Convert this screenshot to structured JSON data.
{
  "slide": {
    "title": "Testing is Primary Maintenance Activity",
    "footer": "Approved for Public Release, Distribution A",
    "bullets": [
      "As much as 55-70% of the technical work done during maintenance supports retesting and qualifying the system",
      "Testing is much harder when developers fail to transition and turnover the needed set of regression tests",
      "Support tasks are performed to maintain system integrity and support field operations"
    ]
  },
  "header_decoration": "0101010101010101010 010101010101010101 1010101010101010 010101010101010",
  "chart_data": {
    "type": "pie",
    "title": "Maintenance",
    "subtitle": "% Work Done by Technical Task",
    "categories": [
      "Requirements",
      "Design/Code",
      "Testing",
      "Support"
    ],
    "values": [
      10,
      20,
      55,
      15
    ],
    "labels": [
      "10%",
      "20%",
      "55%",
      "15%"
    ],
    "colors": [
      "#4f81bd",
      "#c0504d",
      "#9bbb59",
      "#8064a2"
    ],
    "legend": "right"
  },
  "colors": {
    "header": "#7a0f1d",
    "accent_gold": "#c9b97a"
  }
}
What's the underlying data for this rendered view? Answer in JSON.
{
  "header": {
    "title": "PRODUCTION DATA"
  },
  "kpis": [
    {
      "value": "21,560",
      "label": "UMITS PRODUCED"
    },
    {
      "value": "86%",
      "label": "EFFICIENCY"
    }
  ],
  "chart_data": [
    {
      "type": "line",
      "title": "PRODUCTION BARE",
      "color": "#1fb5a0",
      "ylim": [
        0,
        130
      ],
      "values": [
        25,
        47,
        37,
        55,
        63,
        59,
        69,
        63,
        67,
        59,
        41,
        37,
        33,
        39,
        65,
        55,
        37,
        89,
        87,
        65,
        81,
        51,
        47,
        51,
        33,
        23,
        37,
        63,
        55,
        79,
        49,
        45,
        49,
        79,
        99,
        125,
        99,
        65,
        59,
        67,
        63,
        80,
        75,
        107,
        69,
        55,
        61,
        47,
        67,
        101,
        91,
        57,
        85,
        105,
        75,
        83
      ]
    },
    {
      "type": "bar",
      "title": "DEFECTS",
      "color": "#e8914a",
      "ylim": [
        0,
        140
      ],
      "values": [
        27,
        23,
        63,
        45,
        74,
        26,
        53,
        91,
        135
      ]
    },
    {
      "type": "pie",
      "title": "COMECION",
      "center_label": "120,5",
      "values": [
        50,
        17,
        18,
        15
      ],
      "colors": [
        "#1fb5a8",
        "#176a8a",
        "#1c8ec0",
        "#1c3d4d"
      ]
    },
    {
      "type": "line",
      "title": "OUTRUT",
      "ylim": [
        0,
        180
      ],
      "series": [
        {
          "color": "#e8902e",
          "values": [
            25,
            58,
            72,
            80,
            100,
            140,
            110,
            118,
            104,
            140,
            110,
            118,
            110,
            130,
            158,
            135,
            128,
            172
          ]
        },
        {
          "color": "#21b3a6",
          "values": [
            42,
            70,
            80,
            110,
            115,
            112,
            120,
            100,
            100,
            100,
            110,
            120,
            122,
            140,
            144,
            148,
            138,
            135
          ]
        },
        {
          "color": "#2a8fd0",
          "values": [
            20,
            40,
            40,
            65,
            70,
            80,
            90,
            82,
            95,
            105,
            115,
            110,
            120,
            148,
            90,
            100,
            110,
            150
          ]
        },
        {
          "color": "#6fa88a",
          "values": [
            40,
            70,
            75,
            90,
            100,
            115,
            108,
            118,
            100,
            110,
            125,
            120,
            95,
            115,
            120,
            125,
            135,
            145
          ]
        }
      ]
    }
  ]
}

********************

• STATED TASK
Give the data again, exactly as it stands.

• WORKED ANSWER
Convert this screenshot to structured JSON data.
{
  "slide": {
    "title": "Testing is Primary Maintenance Activity",
    "footer": "Approved for Public Release, Distribution A",
    "bullets": [
      "As much as 55-70% of the technical work done during maintenance supports retesting and qualifying the system",
      "Testing is much harder when developers fail to transition and turnover the needed set of regression tests",
      "Support tasks are performed to maintain system integrity and support field operations"
    ]
  },
  "header_decoration": "0101010101010101010 010101010101010101 1010101010101010 010101010101010",
  "chart_data": {
    "type": "pie",
    "title": "Maintenance",
    "subtitle": "% Work Done by Technical Task",
    "categories": [
      "Requirements",
      "Design/Code",
      "Testing",
      "Support"
    ],
    "values": [
      10,
      20,
      55,
      15
    ],
    "labels": [
      "10%",
      "20%",
      "55%",
      "15%"
    ],
    "colors": [
      "#4f81bd",
      "#c0504d",
      "#9bbb59",
      "#8064a2"
    ],
    "legend": "right"
  },
  "colors": {
    "header": "#7a0f1d",
    "accent_gold": "#c9b97a"
  }
}
What's the underlying data for this rendered view? Answer in JSON.
{
  "header": {
    "title": "PRODUCTION DATA"
  },
  "kpis": [
    {
      "value": "21,560",
      "label": "UMITS PRODUCED"
    },
    {
      "value": "86%",
      "label": "EFFICIENCY"
    }
  ],
  "chart_data": [
    {
      "type": "line",
      "title": "PRODUCTION BARE",
      "color": "#1fb5a0",
      "ylim": [
        0,
        130
      ],
      "values": [
        25,
        47,
        37,
        55,
        63,
        59,
        69,
        63,
        67,
        59,
        41,
        37,
        33,
        39,
        65,
        55,
        37,
        89,
        87,
        65,
        81,
        51,
        47,
        51,
        33,
        23,
        37,
        63,
        55,
        79,
        49,
        45,
        49,
        79,
        99,
        125,
        99,
        65,
        59,
        67,
        63,
        80,
        75,
        107,
        69,
        55,
        61,
        47,
        67,
        101,
        91,
        57,
        85,
        105,
        75,
        83
      ]
    },
    {
      "type": "bar",
      "title": "DEFECTS",
      "color": "#e8914a",
      "ylim": [
        0,
        140
      ],
      "values": [
        27,
        23,
        63,
        45,
        74,
        26,
        53,
        91,
        135
      ]
    },
    {
      "type": "pie",
      "title": "COMECION",
      "center_label": "120,5",
      "values": [
        50,
        17,
        18,
        15
      ],
      "colors": [
        "#1fb5a8",
        "#176a8a",
        "#1c8ec0",
        "#1c3d4d"
      ]
    },
    {
      "type": "line",
      "title": "OUTRUT",
      "ylim": [
        0,
        180
      ],
      "series": [
        {
          "color": "#e8902e",
          "values": [
            25,
            58,
            72,
            80,
            100,
            140,
            110,
            118,
            104,
            140,
            110,
            118,
            110,
            130,
            158,
            135,
            128,
            172
          ]
        },
        {
          "color": "#21b3a6",
          "values": [
            42,
            70,
            80,
            110,
            115,
            112,
            120,
            100,
            100,
            100,
            110,
            120,
            122,
            140,
            144,
            148,
            138,
            135
          ]
        },
        {
          "color": "#2a8fd0",
          "values": [
            20,
            40,
            40,
            65,
            70,
            80,
            90,
            82,
            95,
            105,
            115,
            110,
            120,
            148,
            90,
            100,
            110,
            150
          ]
        },
        {
          "color": "#6fa88a",
          "values": [
            40,
            70,
            75,
            90,
            100,
            115,
            108,
            118,
            100,
            110,
            125,
            120,
            95,
            115,
            120,
            125,
            135,
            145
          ]
        }
      ]
    }
  ]
}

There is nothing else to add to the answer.